What you have to do: Restate each entry word for word, leaving nothing out.

----- Records provided -----

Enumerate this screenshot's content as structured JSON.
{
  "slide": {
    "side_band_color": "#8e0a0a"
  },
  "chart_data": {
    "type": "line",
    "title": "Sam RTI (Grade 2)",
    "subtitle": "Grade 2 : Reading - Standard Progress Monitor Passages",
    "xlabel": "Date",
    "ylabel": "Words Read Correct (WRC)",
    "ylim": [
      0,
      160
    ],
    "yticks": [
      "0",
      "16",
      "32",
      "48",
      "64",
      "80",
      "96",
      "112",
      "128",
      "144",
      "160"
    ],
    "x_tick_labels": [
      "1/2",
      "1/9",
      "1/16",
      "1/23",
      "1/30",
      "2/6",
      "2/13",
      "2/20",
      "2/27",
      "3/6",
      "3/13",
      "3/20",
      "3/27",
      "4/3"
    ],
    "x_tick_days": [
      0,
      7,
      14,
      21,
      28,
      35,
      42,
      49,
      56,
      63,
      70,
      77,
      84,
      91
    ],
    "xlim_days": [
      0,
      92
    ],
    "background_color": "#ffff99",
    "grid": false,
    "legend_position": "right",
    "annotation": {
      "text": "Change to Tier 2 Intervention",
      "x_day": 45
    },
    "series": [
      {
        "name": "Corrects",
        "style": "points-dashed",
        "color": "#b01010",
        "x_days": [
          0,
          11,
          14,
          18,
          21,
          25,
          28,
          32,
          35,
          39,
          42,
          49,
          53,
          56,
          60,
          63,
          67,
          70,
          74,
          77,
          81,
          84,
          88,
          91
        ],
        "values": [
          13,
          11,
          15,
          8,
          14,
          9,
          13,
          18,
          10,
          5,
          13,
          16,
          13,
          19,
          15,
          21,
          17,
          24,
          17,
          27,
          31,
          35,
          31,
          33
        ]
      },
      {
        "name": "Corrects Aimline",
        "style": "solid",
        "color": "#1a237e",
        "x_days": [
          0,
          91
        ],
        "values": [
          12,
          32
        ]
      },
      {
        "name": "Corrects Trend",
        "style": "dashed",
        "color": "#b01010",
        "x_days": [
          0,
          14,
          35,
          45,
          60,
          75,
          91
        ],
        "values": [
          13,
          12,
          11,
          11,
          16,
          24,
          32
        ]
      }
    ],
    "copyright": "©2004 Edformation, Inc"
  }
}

-----

Finished exercise:
Enumerate this screenshot's content as structured JSON.
{
  "slide": {
    "side_band_color": "#8e0a0a"
  },
  "chart_data": {
    "type": "line",
    "title": "Sam RTI (Grade 2)",
    "subtitle": "Grade 2 : Reading - Standard Progress Monitor Passages",
    "xlabel": "Date",
    "ylabel": "Words Read Correct (WRC)",
    "ylim": [
      0,
      160
    ],
    "yticks": [
      "0",
      "16",
      "32",
      "48",
      "64",
      "80",
      "96",
      "112",
      "128",
      "144",
      "160"
    ],
    "x_tick_labels": [
      "1/2",
      "1/9",
      "1/16",
      "1/23",
      "1/30",
      "2/6",
      "2/13",
      "2/20",
      "2/27",
      "3/6",
      "3/13",
      "3/20",
      "3/27",
      "4/3"
    ],
    "x_tick_days": [
      0,
      7,
      14,
      21,
      28,
      35,
      42,
      49,
      56,
      63,
      70,
      77,
      84,
      91
    ],
    "xlim_days": [
      0,
      92
    ],
    "background_color": "#ffff99",
    "grid": false,
    "legend_position": "right",
    "annotation": {
      "text": "Change to Tier 2 Intervention",
      "x_day": 45
    },
    "series": [
      {
        "name": "Corrects",
        "style": "points-dashed",
        "color": "#b01010",
        "x_days": [
          0,
          11,
          14,
          18,
          21,
          25,
          28,
          32,
          35,
          39,
          42,
          49,
          53,
          56,
          60,
          63,
          67,
          70,
          74,
          77,
          81,
          84,
          88,
          91
        ],
        "values": [
          13,
          11,
          15,
          8,
          14,
          9,
          13,
          18,
          10,
          5,
          13,
          16,
          13,
          19,
          15,
          21,
          17,
          24,
          17,
          27,
          31,
          35,
          31,
          33
        ]
      },
      {
        "name": "Corrects Aimline",
        "style": "solid",
        "color": "#1a237e",
        "x_days": [
          0,
          91
        ],
        "values": [
          12,
          32
        ]
      },
      {
        "name": "Corrects Trend",
        "style": "dashed",
        "color": "#b01010",
        "x_days": [
          0,
          14,
          35,
          45,
          60,
          75,
          91
        ],
        "values": [
          13,
          12,
          11,
          11,
          16,
          24,
          32
        ]
      }
    ],
    "copyright": "©2004 Edformation, Inc"
  }
}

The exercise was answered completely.